▸ **GIVEN EXERCISE**
Search the data for the string "Hour" and extract every line where it appears.

▸ **DATA IN THIS EXERCISE**
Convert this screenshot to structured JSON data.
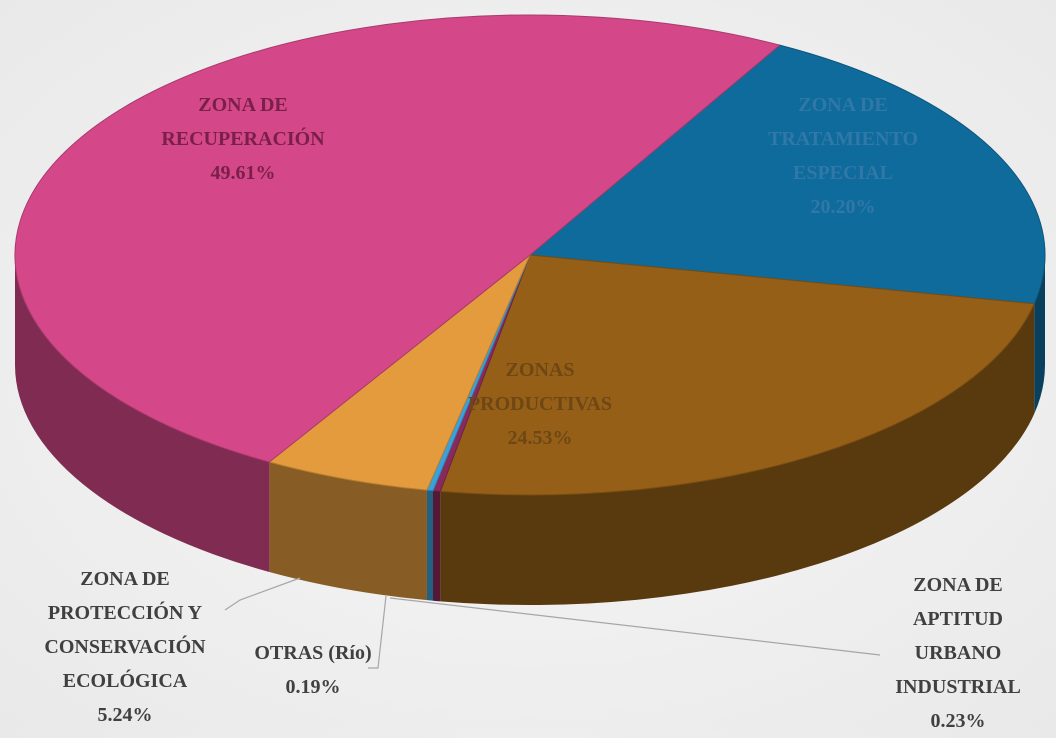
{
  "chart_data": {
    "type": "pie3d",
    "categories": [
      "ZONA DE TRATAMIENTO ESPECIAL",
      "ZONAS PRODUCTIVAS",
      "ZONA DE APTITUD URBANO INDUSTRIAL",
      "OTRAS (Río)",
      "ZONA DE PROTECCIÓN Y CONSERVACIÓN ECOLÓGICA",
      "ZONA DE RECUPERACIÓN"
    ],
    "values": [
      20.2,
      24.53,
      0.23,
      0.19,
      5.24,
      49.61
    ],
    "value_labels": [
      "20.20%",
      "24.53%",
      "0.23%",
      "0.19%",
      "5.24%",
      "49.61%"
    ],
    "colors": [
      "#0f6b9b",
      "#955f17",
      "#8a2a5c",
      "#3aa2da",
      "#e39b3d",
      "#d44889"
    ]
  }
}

==

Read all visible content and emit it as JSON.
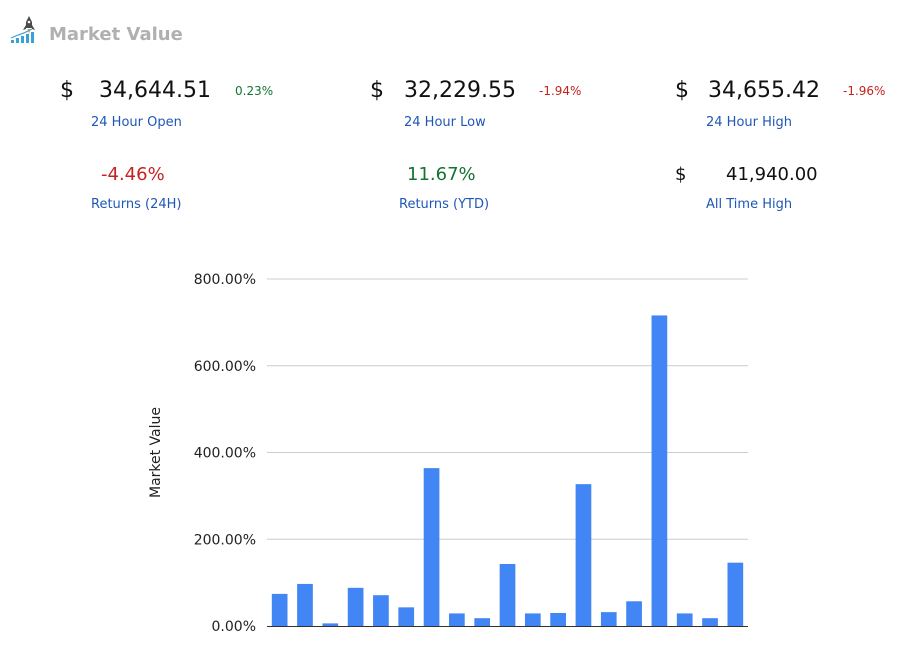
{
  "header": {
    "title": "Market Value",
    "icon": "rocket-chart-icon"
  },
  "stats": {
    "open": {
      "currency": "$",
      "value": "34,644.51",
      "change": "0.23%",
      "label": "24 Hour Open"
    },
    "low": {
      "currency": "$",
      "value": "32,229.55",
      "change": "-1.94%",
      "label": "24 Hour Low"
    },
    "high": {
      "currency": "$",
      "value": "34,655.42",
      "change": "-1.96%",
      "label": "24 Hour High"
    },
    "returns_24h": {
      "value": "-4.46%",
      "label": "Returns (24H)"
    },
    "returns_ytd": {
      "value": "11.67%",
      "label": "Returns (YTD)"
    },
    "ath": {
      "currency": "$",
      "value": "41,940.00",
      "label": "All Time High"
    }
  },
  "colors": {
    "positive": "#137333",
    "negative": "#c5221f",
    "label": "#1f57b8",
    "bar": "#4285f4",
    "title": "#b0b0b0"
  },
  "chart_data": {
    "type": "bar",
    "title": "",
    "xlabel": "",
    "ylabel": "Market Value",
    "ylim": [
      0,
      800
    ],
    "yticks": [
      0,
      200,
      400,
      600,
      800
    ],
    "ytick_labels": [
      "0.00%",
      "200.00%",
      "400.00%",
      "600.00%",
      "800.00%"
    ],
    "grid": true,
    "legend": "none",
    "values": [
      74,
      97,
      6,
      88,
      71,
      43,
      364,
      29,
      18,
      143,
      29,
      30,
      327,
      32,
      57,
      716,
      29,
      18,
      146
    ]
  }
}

▸ **ANSWER FOR THIS EXERCISE**
      "label": "24 Hour Open"
      "label": "24 Hour Low"
      "label": "24 Hour High"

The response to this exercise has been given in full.